— BEGIN Entries provided —

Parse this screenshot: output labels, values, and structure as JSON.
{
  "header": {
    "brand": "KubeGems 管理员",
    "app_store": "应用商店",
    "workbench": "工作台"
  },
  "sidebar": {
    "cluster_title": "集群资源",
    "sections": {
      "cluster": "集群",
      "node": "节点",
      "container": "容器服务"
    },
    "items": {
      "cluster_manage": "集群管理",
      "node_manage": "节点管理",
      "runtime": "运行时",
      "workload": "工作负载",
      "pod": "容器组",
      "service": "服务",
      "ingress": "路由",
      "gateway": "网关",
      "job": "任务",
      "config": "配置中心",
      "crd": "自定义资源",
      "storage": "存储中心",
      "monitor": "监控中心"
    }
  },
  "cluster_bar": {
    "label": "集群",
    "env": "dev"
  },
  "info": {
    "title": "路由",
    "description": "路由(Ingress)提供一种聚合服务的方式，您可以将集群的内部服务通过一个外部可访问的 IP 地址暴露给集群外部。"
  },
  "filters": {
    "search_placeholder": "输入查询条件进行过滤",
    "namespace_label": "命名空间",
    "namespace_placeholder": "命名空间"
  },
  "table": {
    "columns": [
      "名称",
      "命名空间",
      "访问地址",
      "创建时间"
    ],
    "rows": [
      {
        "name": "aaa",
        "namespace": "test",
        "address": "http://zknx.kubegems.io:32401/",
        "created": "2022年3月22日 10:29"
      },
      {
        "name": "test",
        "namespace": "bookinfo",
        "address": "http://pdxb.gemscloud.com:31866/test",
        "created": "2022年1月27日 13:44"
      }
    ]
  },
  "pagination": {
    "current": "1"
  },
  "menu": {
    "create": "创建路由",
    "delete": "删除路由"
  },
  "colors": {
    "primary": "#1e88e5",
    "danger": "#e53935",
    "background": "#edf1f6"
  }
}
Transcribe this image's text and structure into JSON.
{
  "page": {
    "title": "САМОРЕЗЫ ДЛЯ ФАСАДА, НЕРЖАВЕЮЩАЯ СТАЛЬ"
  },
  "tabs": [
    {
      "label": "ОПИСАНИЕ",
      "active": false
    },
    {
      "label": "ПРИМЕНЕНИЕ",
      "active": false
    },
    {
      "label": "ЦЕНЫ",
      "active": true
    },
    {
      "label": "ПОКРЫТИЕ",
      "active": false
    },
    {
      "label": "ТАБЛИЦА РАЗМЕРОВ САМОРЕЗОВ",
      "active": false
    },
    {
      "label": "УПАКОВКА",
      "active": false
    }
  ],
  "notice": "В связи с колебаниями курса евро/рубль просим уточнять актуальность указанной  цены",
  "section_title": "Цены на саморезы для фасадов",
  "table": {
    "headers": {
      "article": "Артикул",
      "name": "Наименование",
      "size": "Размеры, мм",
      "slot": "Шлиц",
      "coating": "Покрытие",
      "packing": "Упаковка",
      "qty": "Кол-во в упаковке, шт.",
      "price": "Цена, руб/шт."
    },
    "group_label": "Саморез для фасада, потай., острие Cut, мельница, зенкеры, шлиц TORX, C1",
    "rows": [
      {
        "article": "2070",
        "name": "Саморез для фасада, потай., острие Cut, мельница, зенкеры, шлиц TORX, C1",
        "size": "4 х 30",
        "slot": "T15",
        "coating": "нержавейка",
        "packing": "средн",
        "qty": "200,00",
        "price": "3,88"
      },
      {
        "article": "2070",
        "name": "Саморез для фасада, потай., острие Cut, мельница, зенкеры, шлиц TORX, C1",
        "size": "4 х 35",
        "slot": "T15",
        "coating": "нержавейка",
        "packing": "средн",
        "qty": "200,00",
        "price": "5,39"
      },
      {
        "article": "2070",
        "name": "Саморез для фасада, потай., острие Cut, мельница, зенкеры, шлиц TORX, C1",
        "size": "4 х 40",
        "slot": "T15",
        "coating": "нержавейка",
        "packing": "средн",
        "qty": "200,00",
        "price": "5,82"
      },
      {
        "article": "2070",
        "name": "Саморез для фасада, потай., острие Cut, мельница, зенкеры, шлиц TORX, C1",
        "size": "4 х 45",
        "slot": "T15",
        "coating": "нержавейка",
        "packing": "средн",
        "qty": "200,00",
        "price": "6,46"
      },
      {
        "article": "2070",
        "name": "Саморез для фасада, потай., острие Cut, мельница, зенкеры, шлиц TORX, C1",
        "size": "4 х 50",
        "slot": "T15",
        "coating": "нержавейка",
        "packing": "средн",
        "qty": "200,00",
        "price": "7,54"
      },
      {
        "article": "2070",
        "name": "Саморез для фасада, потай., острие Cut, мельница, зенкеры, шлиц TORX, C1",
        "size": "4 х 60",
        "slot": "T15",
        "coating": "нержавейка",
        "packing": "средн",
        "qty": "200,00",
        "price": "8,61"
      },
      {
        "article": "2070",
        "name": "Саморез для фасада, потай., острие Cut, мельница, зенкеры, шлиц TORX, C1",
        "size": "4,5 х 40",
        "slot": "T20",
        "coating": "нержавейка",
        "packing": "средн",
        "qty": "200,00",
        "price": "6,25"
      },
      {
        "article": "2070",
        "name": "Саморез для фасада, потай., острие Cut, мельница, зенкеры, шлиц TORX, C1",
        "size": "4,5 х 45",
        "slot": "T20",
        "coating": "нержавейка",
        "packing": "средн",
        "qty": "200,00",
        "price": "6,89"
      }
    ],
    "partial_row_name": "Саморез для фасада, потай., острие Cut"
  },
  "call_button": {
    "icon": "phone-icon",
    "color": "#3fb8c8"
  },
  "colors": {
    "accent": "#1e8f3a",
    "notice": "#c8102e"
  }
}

— END Entries provided —
— BEGIN Entries provided —

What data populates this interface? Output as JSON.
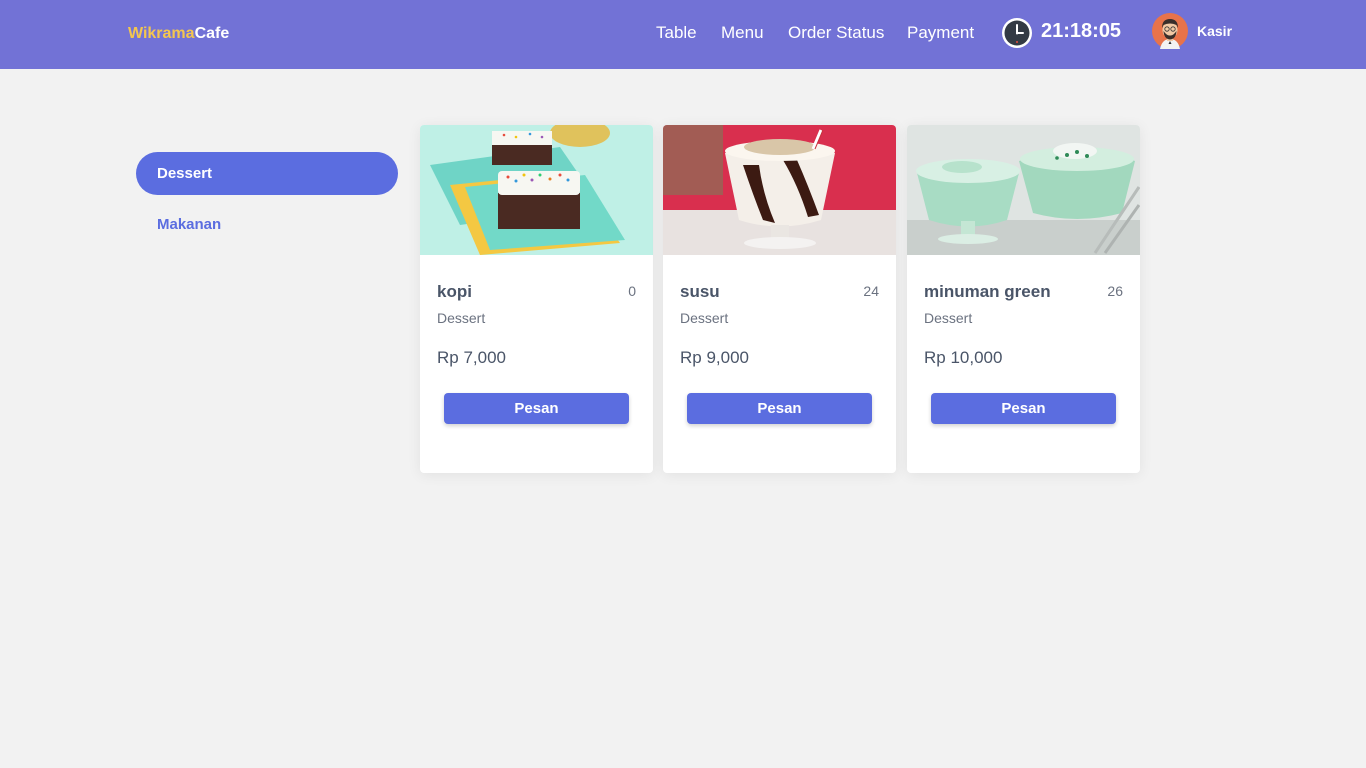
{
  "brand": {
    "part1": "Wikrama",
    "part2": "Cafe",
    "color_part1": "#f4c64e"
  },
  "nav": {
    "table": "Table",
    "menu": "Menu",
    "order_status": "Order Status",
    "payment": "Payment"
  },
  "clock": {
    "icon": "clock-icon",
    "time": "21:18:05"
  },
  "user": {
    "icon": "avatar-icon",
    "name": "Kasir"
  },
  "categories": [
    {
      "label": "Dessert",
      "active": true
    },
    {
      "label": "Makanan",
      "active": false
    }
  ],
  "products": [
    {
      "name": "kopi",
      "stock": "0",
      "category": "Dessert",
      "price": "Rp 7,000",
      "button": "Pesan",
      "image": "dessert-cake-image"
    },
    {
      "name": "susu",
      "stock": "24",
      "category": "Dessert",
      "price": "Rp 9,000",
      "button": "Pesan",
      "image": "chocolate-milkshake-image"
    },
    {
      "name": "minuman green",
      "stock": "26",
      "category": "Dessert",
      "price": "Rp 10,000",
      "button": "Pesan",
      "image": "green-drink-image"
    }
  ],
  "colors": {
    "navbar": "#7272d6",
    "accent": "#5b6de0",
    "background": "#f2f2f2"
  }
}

— END Entries provided —
— BEGIN Entries provided —

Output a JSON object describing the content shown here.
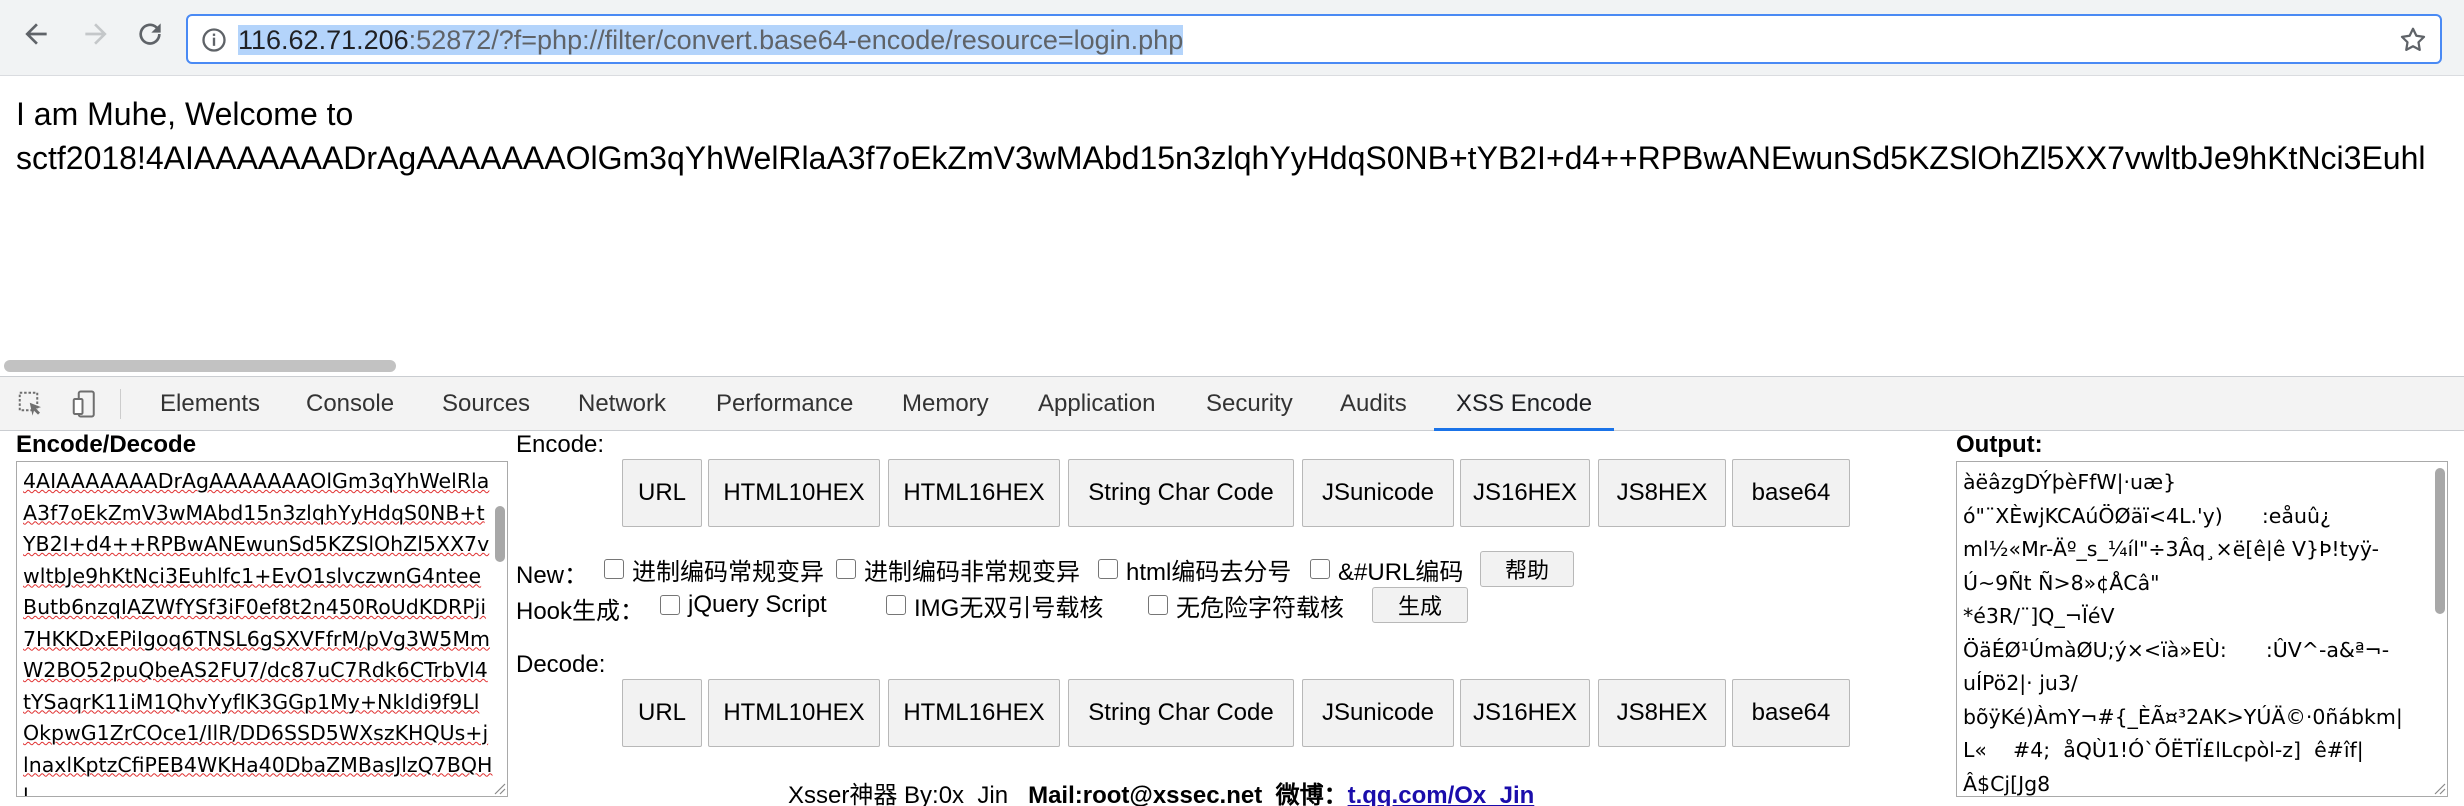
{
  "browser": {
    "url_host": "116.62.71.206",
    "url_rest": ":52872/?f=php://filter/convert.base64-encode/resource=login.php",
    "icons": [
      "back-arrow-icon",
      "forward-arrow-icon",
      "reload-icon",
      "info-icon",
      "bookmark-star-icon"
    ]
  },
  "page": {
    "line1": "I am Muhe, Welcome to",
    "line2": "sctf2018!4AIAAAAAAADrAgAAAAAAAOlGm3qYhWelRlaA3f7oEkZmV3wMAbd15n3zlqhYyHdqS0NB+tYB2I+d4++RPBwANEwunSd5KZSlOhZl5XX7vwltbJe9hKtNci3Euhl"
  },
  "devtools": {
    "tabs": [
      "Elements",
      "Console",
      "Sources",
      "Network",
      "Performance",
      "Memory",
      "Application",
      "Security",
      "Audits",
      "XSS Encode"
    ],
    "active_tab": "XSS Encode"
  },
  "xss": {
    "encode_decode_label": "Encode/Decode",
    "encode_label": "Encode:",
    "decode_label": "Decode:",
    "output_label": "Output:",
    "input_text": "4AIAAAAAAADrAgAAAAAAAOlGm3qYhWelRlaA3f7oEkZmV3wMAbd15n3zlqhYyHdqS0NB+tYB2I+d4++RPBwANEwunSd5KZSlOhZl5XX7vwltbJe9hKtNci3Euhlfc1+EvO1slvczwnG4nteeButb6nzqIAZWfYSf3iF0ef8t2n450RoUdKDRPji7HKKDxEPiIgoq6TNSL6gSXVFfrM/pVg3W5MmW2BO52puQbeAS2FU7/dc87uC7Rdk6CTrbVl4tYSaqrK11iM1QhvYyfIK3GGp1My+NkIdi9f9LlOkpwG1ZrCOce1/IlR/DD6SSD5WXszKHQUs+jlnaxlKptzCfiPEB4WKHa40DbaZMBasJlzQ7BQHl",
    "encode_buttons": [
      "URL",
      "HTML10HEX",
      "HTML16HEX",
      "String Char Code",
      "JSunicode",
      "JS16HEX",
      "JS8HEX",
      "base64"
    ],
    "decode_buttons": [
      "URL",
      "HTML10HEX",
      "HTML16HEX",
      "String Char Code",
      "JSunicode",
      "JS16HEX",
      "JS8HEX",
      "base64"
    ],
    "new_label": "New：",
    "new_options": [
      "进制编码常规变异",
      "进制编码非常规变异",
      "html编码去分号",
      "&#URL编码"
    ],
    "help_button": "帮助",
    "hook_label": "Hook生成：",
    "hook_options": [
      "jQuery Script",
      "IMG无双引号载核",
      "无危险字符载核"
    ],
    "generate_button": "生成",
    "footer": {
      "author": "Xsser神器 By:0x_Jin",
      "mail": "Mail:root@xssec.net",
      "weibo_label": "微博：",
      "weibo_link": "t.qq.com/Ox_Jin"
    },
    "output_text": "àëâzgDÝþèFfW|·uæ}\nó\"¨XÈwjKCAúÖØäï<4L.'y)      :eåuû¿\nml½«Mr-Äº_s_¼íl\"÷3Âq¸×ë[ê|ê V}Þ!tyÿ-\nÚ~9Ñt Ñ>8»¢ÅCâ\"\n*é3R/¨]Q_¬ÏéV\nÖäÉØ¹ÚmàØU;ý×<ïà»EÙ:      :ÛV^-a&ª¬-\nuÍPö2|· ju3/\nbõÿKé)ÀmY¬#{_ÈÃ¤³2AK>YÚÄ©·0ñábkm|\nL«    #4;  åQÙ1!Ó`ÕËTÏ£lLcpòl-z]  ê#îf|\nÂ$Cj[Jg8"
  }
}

— END Entries provided —

Show every line in the records above that contains the word "image".

Transcribe this image's text and structure into JSON.
      "image": "dessert-cake-image"
      "image": "chocolate-milkshake-image"
      "image": "green-drink-image"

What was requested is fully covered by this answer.